Monday, April 11, 2011

Hugs from the past

My grandma was one of those women who seemed to know how to do just about anything, she sewed clothes for herself and her family members. She knit for them. She crocheted. She could do embroidery and heedlepoint. She cooked and she made mouth watering baked goods, especially cookies. But her most beloved activity was probably quilting.

When we were small we slept under quilts that she made for us. My sisters and I shared a room and we each had a Flower Garden quilt that she made for us. Each with it's individual colorway in the recipient's favorite colors, mine happened to be blues and reds. And I actually remember that there was a different set of quilts, in a different pattern, in reds and pinks before that.

She was an award winning quilter, winning ribbons for her work when my aunts would enter her quilts in shows far from home. For the entire time that I knew her there was always a quilt in a quilting frame some where in her house, and in the summer that quilt would go back and forth to their weekend cottage up on Lake Erie.

At some point, she decided that she would make a quilt as a wedding present for each of her 13 grandchildren. And we knew that somewhere in the house she had a hidden stash of these quilts. (Personally I always suspected they were hidden upstairs in the attic. But I knew better than to go looking.) It was a huge deal and one of the highlights of each wedding reception to open the box from Grandma to see which quilt she had chosen for you. I understand that couples today consider opening gifts at the wedding to be tacky, but we always opened at least the quilt at the reception. And she wouldn't give it to you early either, something about not breaking it in before the wedding was her reasoning.

- - - - - - -

WORK INSTRUCTIONS
In the text about the grandmother's quilts, what colors was the writer's Flower Garden quilt?

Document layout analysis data

- - - - - - -

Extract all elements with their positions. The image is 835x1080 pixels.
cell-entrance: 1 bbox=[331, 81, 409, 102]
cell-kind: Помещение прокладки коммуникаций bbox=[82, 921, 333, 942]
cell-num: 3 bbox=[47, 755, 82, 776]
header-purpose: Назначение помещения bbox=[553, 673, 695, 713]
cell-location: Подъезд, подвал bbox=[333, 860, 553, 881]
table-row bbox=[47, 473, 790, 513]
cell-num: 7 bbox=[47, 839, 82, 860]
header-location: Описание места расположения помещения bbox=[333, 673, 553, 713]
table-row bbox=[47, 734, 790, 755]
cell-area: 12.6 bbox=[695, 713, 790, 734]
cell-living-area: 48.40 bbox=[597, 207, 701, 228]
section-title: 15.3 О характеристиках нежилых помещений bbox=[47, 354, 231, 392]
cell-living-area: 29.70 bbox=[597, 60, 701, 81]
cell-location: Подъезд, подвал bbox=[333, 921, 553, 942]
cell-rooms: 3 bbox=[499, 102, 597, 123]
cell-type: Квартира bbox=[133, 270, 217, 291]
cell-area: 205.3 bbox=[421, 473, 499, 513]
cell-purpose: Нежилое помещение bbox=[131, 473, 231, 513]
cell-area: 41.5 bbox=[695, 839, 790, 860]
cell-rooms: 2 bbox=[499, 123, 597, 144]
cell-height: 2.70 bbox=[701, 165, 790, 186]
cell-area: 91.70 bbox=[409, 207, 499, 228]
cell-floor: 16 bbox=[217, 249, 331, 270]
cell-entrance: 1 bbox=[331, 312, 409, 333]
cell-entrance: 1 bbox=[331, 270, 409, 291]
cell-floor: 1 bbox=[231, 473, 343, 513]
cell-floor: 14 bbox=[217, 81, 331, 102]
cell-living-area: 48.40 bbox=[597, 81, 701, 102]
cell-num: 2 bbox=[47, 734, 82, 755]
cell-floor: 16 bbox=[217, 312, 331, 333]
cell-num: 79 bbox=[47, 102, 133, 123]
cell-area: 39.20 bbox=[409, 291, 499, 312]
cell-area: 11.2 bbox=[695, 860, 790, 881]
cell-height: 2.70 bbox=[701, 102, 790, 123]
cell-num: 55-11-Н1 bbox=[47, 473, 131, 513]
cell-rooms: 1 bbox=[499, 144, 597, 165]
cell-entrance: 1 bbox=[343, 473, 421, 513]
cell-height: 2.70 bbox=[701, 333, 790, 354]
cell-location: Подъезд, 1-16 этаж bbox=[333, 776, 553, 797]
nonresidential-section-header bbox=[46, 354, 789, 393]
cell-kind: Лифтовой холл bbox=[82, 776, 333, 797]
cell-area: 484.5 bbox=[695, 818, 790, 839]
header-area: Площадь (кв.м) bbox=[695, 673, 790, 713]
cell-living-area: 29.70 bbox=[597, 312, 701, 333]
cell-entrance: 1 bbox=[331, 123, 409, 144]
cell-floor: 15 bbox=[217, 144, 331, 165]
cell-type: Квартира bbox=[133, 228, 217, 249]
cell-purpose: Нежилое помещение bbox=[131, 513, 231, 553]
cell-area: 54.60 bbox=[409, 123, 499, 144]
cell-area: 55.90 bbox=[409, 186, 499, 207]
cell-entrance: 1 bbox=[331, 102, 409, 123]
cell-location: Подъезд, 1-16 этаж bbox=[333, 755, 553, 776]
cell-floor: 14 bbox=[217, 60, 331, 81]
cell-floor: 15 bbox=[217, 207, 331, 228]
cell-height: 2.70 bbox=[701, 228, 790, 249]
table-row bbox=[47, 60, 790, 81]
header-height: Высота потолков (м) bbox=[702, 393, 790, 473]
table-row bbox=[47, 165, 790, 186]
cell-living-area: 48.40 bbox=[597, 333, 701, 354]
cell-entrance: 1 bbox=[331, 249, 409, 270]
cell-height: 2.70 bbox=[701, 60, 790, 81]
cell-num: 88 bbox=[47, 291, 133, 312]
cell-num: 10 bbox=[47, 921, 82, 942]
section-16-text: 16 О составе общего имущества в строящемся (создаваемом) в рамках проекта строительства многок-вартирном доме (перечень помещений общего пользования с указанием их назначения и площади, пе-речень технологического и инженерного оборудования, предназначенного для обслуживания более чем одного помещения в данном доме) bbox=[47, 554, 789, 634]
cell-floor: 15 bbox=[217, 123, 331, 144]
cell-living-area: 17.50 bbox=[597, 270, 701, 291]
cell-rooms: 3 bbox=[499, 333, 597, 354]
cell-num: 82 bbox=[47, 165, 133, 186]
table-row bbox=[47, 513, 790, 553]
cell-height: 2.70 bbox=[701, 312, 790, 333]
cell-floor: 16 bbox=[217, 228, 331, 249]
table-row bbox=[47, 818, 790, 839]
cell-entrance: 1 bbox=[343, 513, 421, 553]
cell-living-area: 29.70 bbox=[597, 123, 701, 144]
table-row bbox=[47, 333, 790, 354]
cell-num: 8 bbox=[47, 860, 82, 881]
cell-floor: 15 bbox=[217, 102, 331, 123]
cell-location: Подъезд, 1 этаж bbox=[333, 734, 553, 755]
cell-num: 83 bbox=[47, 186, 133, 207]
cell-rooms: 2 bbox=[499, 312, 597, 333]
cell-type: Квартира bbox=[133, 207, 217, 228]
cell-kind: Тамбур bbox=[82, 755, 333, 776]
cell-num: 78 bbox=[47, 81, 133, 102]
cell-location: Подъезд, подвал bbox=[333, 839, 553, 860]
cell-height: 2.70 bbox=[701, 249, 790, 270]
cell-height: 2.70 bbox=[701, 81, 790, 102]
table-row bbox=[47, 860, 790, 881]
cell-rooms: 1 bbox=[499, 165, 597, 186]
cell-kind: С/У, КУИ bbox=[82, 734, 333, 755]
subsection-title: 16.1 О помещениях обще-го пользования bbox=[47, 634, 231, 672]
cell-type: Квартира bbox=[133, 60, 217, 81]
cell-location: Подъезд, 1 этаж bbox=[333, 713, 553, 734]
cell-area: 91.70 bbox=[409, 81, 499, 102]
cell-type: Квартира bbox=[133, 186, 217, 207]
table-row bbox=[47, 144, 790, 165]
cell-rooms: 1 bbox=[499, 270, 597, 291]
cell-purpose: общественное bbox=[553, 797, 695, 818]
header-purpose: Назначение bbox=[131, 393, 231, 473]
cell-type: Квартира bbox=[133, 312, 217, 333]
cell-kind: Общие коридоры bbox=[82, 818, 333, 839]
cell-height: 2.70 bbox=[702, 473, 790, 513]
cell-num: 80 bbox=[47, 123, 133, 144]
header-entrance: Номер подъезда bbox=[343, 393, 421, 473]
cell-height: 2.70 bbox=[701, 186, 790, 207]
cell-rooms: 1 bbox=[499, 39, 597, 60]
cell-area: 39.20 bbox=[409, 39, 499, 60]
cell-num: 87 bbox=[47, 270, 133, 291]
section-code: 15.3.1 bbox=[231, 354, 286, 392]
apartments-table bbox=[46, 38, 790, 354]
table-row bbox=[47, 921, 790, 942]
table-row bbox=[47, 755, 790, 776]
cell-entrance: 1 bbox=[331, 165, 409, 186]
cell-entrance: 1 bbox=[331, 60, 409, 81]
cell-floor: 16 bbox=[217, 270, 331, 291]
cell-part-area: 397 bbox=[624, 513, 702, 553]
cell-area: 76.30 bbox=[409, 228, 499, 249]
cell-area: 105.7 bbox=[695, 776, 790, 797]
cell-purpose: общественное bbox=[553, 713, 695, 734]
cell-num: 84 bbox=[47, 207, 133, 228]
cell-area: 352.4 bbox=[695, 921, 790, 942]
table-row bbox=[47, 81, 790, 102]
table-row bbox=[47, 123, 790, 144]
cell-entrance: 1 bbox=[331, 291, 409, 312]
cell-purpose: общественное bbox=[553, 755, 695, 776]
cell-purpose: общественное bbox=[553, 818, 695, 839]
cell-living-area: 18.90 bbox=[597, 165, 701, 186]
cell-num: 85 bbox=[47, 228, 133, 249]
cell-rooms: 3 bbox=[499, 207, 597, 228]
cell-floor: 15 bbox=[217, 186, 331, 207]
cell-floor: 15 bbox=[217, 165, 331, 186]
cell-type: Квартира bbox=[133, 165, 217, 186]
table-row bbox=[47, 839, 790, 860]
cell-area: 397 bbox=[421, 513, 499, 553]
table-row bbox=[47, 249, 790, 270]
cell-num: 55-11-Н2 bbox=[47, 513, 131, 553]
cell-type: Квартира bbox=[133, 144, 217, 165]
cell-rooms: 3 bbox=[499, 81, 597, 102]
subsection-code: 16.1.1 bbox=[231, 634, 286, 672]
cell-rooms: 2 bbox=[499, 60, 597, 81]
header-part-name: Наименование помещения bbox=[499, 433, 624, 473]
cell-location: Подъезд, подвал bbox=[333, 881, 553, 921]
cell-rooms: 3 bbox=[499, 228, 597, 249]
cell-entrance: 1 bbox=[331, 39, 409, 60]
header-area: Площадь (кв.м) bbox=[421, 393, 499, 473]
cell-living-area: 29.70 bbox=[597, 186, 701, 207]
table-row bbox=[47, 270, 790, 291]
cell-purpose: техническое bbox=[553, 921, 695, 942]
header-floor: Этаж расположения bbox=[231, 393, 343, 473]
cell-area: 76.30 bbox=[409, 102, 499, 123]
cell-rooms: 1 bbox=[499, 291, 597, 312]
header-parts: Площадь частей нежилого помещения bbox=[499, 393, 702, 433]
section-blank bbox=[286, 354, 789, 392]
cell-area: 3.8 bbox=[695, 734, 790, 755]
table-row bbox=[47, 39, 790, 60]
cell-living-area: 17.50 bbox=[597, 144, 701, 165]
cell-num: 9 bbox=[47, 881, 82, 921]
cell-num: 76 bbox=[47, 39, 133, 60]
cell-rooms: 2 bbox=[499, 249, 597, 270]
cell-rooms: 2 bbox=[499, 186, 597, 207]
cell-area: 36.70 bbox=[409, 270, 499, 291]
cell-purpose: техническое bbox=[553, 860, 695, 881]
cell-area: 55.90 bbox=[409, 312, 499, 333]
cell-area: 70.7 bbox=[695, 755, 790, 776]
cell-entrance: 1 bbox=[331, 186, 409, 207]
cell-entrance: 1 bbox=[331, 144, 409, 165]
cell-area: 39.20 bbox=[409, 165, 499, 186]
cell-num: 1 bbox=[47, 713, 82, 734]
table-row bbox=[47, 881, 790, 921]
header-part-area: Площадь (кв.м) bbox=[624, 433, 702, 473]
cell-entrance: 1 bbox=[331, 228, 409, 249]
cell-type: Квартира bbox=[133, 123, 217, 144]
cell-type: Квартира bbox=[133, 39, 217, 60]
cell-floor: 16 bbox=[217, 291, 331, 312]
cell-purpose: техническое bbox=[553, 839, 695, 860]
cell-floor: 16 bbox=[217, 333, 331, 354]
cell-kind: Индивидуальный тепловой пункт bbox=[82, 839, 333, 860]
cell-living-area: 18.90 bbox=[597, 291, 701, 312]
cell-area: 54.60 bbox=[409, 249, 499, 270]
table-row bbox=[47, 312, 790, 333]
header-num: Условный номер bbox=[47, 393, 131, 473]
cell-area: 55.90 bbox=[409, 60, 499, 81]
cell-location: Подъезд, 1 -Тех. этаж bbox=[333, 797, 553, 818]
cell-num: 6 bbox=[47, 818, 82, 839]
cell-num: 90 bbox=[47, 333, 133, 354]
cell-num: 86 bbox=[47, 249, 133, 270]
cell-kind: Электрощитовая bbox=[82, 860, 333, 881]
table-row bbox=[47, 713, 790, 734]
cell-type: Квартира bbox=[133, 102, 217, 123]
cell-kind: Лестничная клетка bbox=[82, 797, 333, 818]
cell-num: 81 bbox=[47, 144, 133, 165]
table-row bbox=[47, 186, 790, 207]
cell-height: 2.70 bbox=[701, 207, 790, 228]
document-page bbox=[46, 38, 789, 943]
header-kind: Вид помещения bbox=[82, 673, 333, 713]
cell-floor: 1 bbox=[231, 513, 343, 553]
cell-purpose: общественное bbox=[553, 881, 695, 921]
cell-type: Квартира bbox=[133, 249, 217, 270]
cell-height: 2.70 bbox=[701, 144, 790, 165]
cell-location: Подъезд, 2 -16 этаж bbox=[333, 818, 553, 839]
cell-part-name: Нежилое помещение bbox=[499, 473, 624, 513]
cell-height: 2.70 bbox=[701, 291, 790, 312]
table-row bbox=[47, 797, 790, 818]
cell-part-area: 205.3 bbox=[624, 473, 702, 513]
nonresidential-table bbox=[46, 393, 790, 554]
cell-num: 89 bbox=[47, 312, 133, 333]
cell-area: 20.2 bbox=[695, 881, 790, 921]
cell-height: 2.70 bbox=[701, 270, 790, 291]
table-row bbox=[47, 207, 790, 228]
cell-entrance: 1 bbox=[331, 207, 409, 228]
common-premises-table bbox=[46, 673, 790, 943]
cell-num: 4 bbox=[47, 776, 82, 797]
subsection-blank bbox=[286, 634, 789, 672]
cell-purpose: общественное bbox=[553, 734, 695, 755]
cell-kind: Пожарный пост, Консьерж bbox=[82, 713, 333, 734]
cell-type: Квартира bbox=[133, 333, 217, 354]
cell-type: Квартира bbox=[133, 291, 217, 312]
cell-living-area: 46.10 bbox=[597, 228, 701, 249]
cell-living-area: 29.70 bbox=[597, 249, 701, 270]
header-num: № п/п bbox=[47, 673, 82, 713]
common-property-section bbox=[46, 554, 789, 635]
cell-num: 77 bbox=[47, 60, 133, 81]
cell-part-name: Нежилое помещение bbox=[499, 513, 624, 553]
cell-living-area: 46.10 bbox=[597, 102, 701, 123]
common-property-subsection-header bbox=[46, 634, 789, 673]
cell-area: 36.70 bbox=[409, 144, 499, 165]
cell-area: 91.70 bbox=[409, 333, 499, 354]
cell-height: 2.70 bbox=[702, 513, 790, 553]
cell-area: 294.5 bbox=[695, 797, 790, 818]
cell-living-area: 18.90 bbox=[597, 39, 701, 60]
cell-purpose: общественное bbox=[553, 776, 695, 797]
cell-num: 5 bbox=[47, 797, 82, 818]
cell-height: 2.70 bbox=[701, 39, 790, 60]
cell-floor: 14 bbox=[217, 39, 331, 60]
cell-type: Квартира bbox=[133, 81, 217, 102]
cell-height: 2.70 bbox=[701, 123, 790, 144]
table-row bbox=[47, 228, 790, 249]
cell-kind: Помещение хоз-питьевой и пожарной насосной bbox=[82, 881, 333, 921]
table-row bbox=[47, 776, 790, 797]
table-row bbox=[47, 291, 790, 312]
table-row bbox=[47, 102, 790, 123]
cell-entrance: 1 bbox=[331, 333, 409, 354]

- - - - - - -

RESPONSE TO THE EXERCISE
Blues and reds.